**Task requirements:** Search the records below for the word "accounts" and show every line where it occurs.

**Provided entries:**
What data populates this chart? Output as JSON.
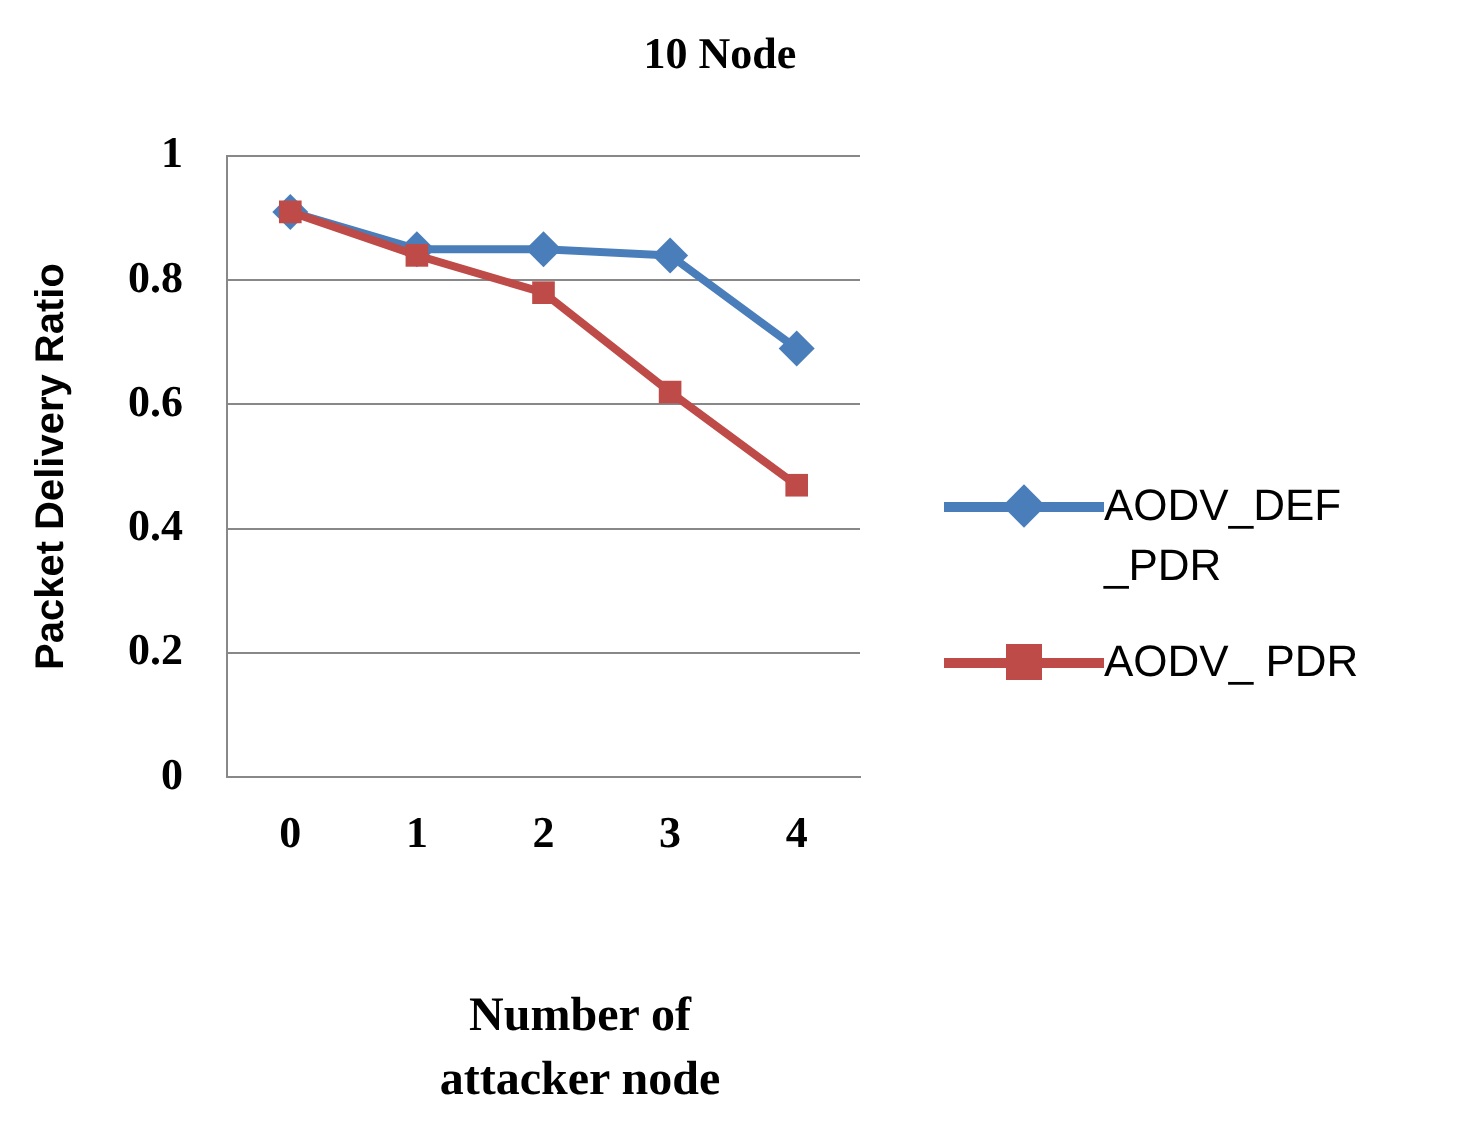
{
  "chart_data": {
    "type": "line",
    "title": "10 Node",
    "xlabel": "Number of attacker node",
    "ylabel": "Packet Delivery Ratio",
    "categories": [
      "0",
      "1",
      "2",
      "3",
      "4"
    ],
    "series": [
      {
        "name": "AODV_DEF_PDR",
        "color": "#4a7ebb",
        "marker": "diamond",
        "values": [
          0.91,
          0.85,
          0.85,
          0.84,
          0.69
        ]
      },
      {
        "name": "AODV_ PDR",
        "color": "#be4b48",
        "marker": "square",
        "values": [
          0.91,
          0.84,
          0.78,
          0.62,
          0.47
        ]
      }
    ],
    "ylim": [
      0,
      1
    ],
    "yticks": [
      0,
      0.2,
      0.4,
      0.6,
      0.8,
      1
    ],
    "grid": "y",
    "legend": "right"
  }
}
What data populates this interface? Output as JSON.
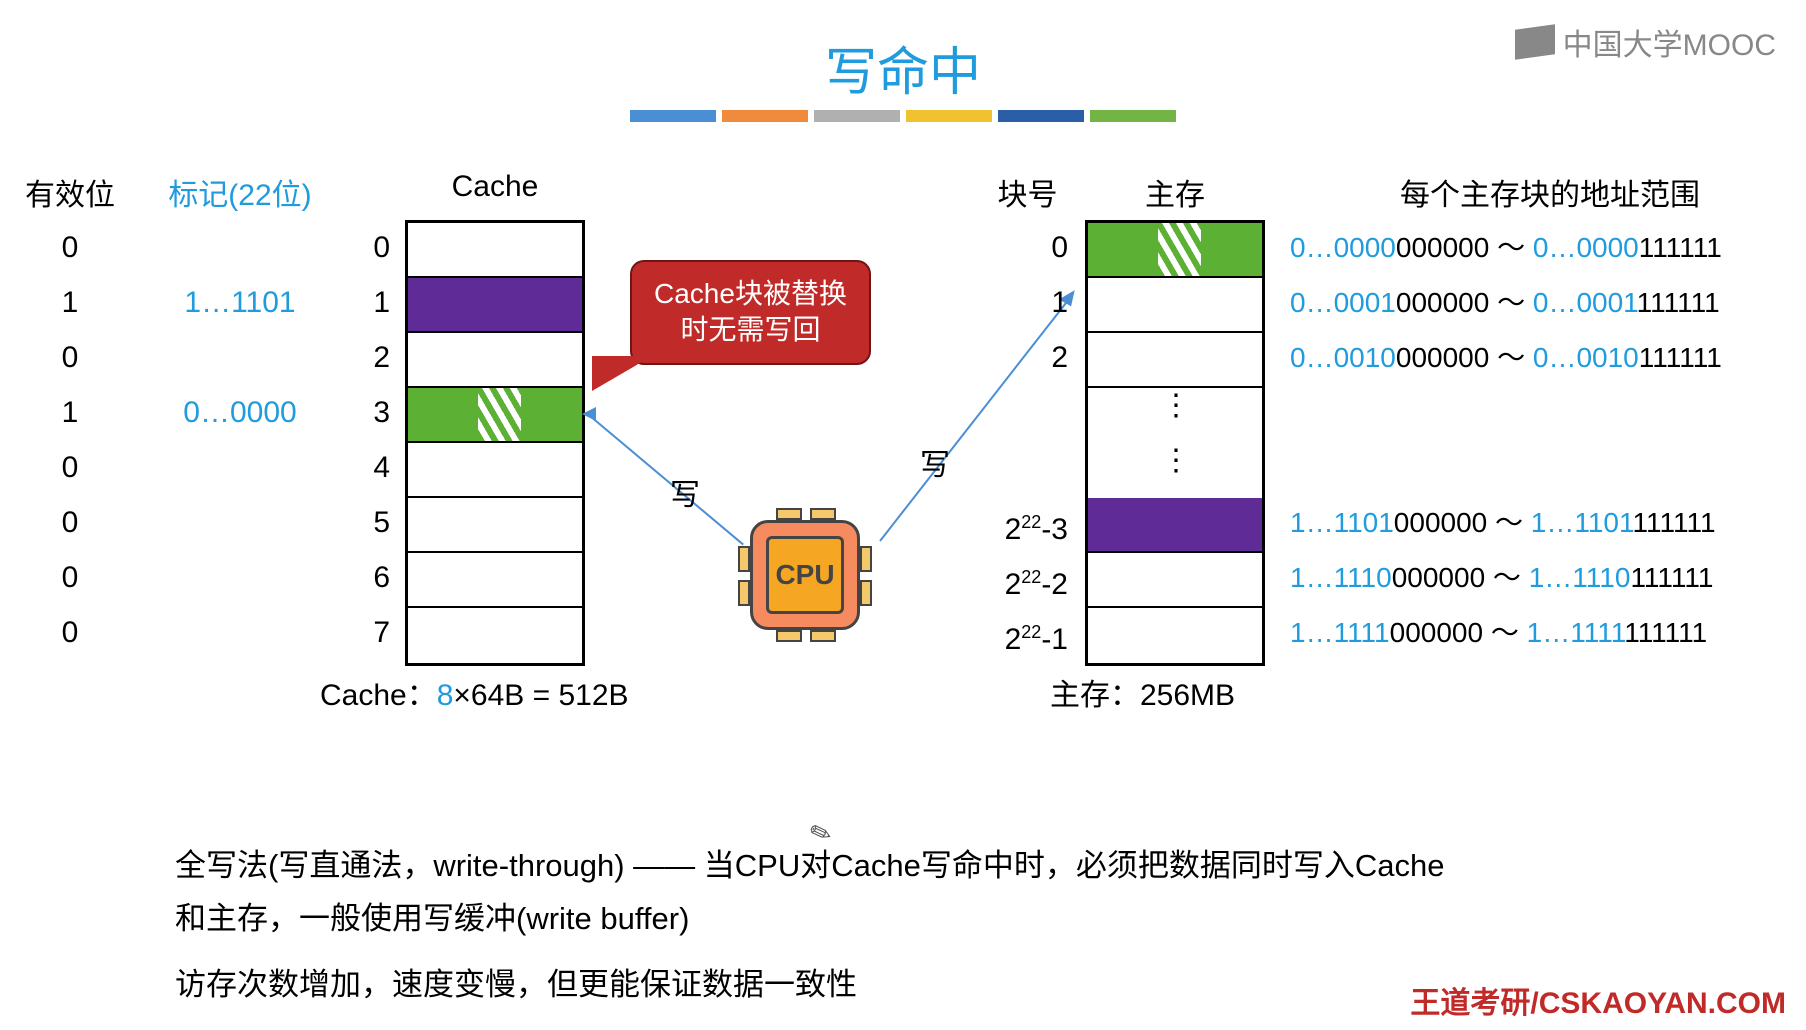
{
  "title": "写命中",
  "logo": "中国大学MOOC",
  "strip_colors": [
    "#4a8fd4",
    "#f08a3c",
    "#b0b0b0",
    "#f0c230",
    "#2a5fa8",
    "#72b545"
  ],
  "headers": {
    "valid": "有效位",
    "tag": "标记(22位)",
    "cache": "Cache",
    "block": "块号",
    "mem": "主存",
    "range": "每个主存块的地址范围"
  },
  "cache": {
    "valid": [
      "0",
      "1",
      "0",
      "1",
      "0",
      "0",
      "0",
      "0"
    ],
    "tags": [
      "",
      "1…1101",
      "",
      "0…0000",
      "",
      "",
      "",
      ""
    ],
    "idx": [
      "0",
      "1",
      "2",
      "3",
      "4",
      "5",
      "6",
      "7"
    ],
    "row_styles": [
      "",
      "purple",
      "",
      "greensplit",
      "",
      "",
      "",
      ""
    ],
    "footer_pre": "Cache：",
    "footer_blue": "8",
    "footer_post": "×64B = 512B"
  },
  "mem": {
    "block_idx": [
      "0",
      "1",
      "2",
      "",
      "",
      "2^22-3",
      "2^22-2",
      "2^22-1"
    ],
    "row_styles": [
      "greensplit",
      "",
      "",
      "dots",
      "dots",
      "purple",
      "",
      ""
    ],
    "ranges": [
      {
        "a": "0…0000",
        "b": "000000",
        "c": "0…0000",
        "d": "111111"
      },
      {
        "a": "0…0001",
        "b": "000000",
        "c": "0…0001",
        "d": "111111"
      },
      {
        "a": "0…0010",
        "b": "000000",
        "c": "0…0010",
        "d": "111111"
      },
      null,
      null,
      {
        "a": "1…1101",
        "b": "000000",
        "c": "1…1101",
        "d": "111111"
      },
      {
        "a": "1…1110",
        "b": "000000",
        "c": "1…1110",
        "d": "111111"
      },
      {
        "a": "1…1111",
        "b": "000000",
        "c": "1…1111",
        "d": "111111"
      }
    ],
    "footer_pre": "主存：",
    "footer_post": "256MB"
  },
  "callout": {
    "line1": "Cache块被替换",
    "line2": "时无需写回"
  },
  "cpu": "CPU",
  "write_label": "写",
  "bottom": {
    "l1": "全写法(写直通法，write-through) —— 当CPU对Cache写命中时，必须把数据同时写入Cache",
    "l2": "和主存，一般使用写缓冲(write buffer)",
    "l3": "访存次数增加，速度变慢，但更能保证数据一致性"
  },
  "red_footer_a": "王道考研/CSKAOYAN.COM",
  "styling": {
    "purple": "#5e2b97",
    "green": "#5cb135",
    "callout_bg": "#c02a28",
    "title_color": "#1f9bde",
    "link_blue": "#1f9bde",
    "arrow_color": "#4a8fd4",
    "font_size_body": 30
  }
}
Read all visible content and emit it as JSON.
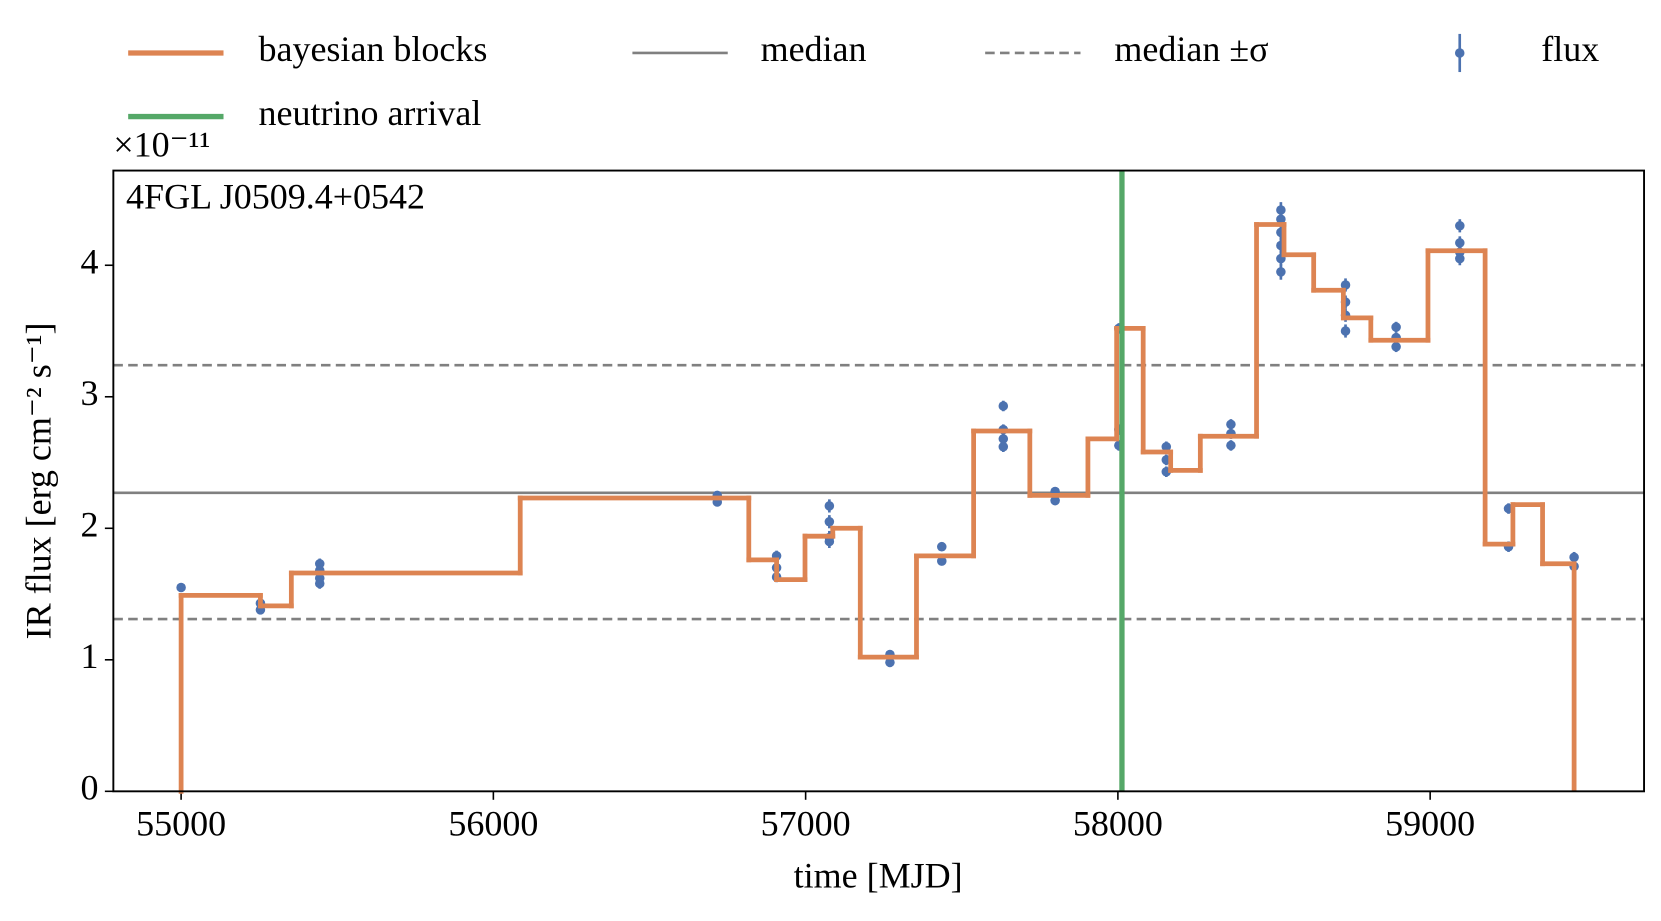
{
  "chart_data": {
    "type": "line",
    "annotation": "4FGL J0509.4+0542",
    "xlabel": "time [MJD]",
    "ylabel": "IR flux [erg cm⁻² s⁻¹]",
    "y_offset_label": "×10⁻¹¹",
    "xlim": [
      54783,
      59685
    ],
    "ylim": [
      0,
      4.72
    ],
    "xticks": [
      55000,
      56000,
      57000,
      58000,
      59000
    ],
    "yticks": [
      0,
      1,
      2,
      3,
      4
    ],
    "series": [
      {
        "name": "bayesian blocks",
        "type": "step",
        "color": "#dd8452",
        "edges": [
          55000,
          55254,
          55353,
          56086,
          56818,
          56907,
          56998,
          57087,
          57175,
          57355,
          57538,
          57718,
          57904,
          57996,
          58081,
          58169,
          58264,
          58444,
          58532,
          58627,
          58722,
          58810,
          58993,
          59176,
          59265,
          59360,
          59461
        ],
        "values": [
          1.49,
          1.41,
          1.66,
          2.23,
          1.76,
          1.61,
          1.94,
          2.0,
          1.02,
          1.79,
          2.74,
          2.25,
          2.68,
          3.52,
          2.58,
          2.44,
          2.7,
          4.31,
          4.08,
          3.81,
          3.6,
          3.43,
          4.11,
          1.88,
          2.18,
          1.73
        ]
      },
      {
        "name": "flux",
        "type": "errorbar",
        "color": "#4c72b0",
        "x": [
          55000,
          55254,
          55254,
          55444,
          55444,
          55444,
          55444,
          56717,
          56717,
          56907,
          56907,
          56907,
          57076,
          57076,
          57076,
          57076,
          57270,
          57270,
          57436,
          57436,
          57633,
          57633,
          57633,
          57633,
          57799,
          57799,
          58003,
          58003,
          58003,
          58155,
          58155,
          58155,
          58362,
          58362,
          58362,
          58522,
          58522,
          58522,
          58522,
          58522,
          58522,
          58729,
          58729,
          58729,
          58729,
          58891,
          58891,
          58891,
          59095,
          59095,
          59095,
          59095,
          59251,
          59251,
          59461,
          59461
        ],
        "values": [
          1.55,
          1.43,
          1.38,
          1.73,
          1.68,
          1.62,
          1.58,
          2.25,
          2.2,
          1.79,
          1.7,
          1.63,
          2.17,
          2.05,
          1.93,
          1.9,
          1.04,
          0.98,
          1.86,
          1.75,
          2.93,
          2.75,
          2.68,
          2.62,
          2.28,
          2.21,
          2.75,
          2.63,
          3.52,
          2.62,
          2.52,
          2.43,
          2.79,
          2.72,
          2.63,
          4.42,
          4.35,
          4.25,
          4.15,
          4.05,
          3.95,
          3.85,
          3.72,
          3.62,
          3.5,
          3.53,
          3.45,
          3.38,
          4.3,
          4.17,
          4.1,
          4.05,
          2.15,
          1.86,
          1.78,
          1.71
        ],
        "errors": [
          0.03,
          0.03,
          0.03,
          0.04,
          0.04,
          0.04,
          0.04,
          0.03,
          0.03,
          0.04,
          0.04,
          0.04,
          0.05,
          0.05,
          0.05,
          0.05,
          0.03,
          0.03,
          0.03,
          0.03,
          0.04,
          0.04,
          0.04,
          0.04,
          0.03,
          0.03,
          0.04,
          0.04,
          0.04,
          0.04,
          0.04,
          0.04,
          0.04,
          0.04,
          0.04,
          0.06,
          0.06,
          0.06,
          0.06,
          0.06,
          0.06,
          0.05,
          0.05,
          0.05,
          0.05,
          0.04,
          0.04,
          0.04,
          0.05,
          0.05,
          0.05,
          0.05,
          0.04,
          0.04,
          0.04,
          0.04
        ]
      }
    ],
    "hlines": [
      {
        "name": "median",
        "color": "#808080",
        "style": "solid",
        "values": [
          2.27
        ]
      },
      {
        "name": "median ±σ",
        "color": "#808080",
        "style": "dashed",
        "values": [
          3.24,
          1.31
        ]
      }
    ],
    "vlines": [
      {
        "name": "neutrino arrival",
        "color": "#55a868",
        "values": [
          58013
        ]
      }
    ]
  }
}
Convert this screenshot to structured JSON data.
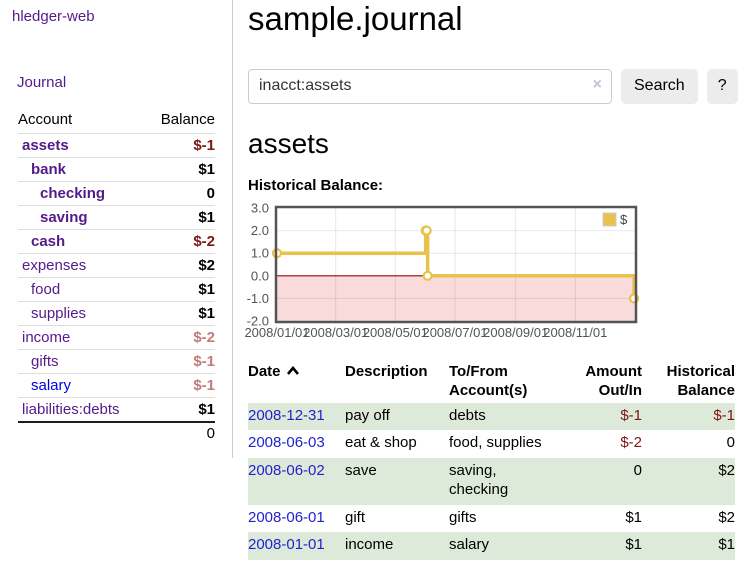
{
  "sidebar": {
    "app_title": "hledger-web",
    "journal_link": "Journal",
    "accounts": {
      "header_account": "Account",
      "header_balance": "Balance",
      "rows": [
        {
          "name": "assets",
          "indent": 0,
          "balance": "$-1",
          "bold": true,
          "neg": "strong"
        },
        {
          "name": "bank",
          "indent": 1,
          "balance": "$1",
          "bold": true,
          "neg": null
        },
        {
          "name": "checking",
          "indent": 2,
          "balance": "0",
          "bold": true,
          "neg": null
        },
        {
          "name": "saving",
          "indent": 2,
          "balance": "$1",
          "bold": true,
          "neg": null
        },
        {
          "name": "cash",
          "indent": 1,
          "balance": "$-2",
          "bold": true,
          "neg": "strong"
        },
        {
          "name": "expenses",
          "indent": 0,
          "balance": "$2",
          "bold": false,
          "neg": null
        },
        {
          "name": "food",
          "indent": 1,
          "balance": "$1",
          "bold": false,
          "neg": null
        },
        {
          "name": "supplies",
          "indent": 1,
          "balance": "$1",
          "bold": false,
          "neg": null
        },
        {
          "name": "income",
          "indent": 0,
          "balance": "$-2",
          "bold": false,
          "neg": "soft"
        },
        {
          "name": "gifts",
          "indent": 1,
          "balance": "$-1",
          "bold": false,
          "neg": "soft"
        },
        {
          "name": "salary",
          "indent": 1,
          "balance": "$-1",
          "bold": false,
          "neg": "soft",
          "blue": true
        },
        {
          "name": "liabilities:debts",
          "indent": 0,
          "balance": "$1",
          "bold": false,
          "neg": null
        }
      ],
      "total": "0"
    }
  },
  "header": {
    "title": "sample.journal"
  },
  "search": {
    "query": "inacct:assets",
    "clear_icon": "×",
    "search_label": "Search",
    "help_label": "?"
  },
  "account_page": {
    "heading": "assets",
    "chart_label": "Historical Balance:"
  },
  "chart_data": {
    "type": "line",
    "step": true,
    "title": "Historical Balance:",
    "series": [
      {
        "name": "$",
        "color": "#e8c24a",
        "points": [
          {
            "date": "2008-01-01",
            "day": 0,
            "value": 1
          },
          {
            "date": "2008-06-01",
            "day": 152,
            "value": 2
          },
          {
            "date": "2008-06-02",
            "day": 153,
            "value": 2
          },
          {
            "date": "2008-06-03",
            "day": 154,
            "value": 0
          },
          {
            "date": "2008-12-31",
            "day": 365,
            "value": -1
          }
        ]
      }
    ],
    "x_ticks": [
      {
        "label": "2008/01/01",
        "day": 0
      },
      {
        "label": "2008/03/01",
        "day": 60
      },
      {
        "label": "2008/05/01",
        "day": 121
      },
      {
        "label": "2008/07/01",
        "day": 182
      },
      {
        "label": "2008/09/01",
        "day": 244
      },
      {
        "label": "2008/11/01",
        "day": 305
      }
    ],
    "y_ticks": [
      "3.0",
      "2.0",
      "1.0",
      "0.0",
      "-1.0",
      "-2.0"
    ],
    "ylim": [
      -2,
      3
    ],
    "xlim_days": [
      0,
      366
    ],
    "grid": true,
    "negative_region_color": "#f9dbdb",
    "zero_line_color": "#a00000",
    "border_color": "#545454",
    "tick_text_color": "#545454",
    "legend": {
      "label": "$",
      "position": "top-right"
    }
  },
  "register": {
    "headers": {
      "date": "Date",
      "description": "Description",
      "accounts": "To/From\nAccount(s)",
      "amount": "Amount\nOut/In",
      "balance": "Historical\nBalance"
    },
    "rows": [
      {
        "date": "2008-12-31",
        "description": "pay off",
        "accounts": "debts",
        "amount": "$-1",
        "amount_negative": true,
        "balance": "$-1",
        "balance_negative": true
      },
      {
        "date": "2008-06-03",
        "description": "eat & shop",
        "accounts": "food, supplies",
        "amount": "$-2",
        "amount_negative": true,
        "balance": "0",
        "balance_negative": false
      },
      {
        "date": "2008-06-02",
        "description": "save",
        "accounts": "saving,\nchecking",
        "amount": "0",
        "amount_negative": false,
        "balance": "$2",
        "balance_negative": false
      },
      {
        "date": "2008-06-01",
        "description": "gift",
        "accounts": "gifts",
        "amount": "$1",
        "amount_negative": false,
        "balance": "$2",
        "balance_negative": false
      },
      {
        "date": "2008-01-01",
        "description": "income",
        "accounts": "salary",
        "amount": "$1",
        "amount_negative": false,
        "balance": "$1",
        "balance_negative": false
      }
    ]
  }
}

**Finished exercise:**
    "accounts": {
      "accounts": "To/From\nAccount(s)",
        "accounts": "debts",
        "accounts": "food, supplies",
        "accounts": "saving,\nchecking",
        "accounts": "gifts",
        "accounts": "salary",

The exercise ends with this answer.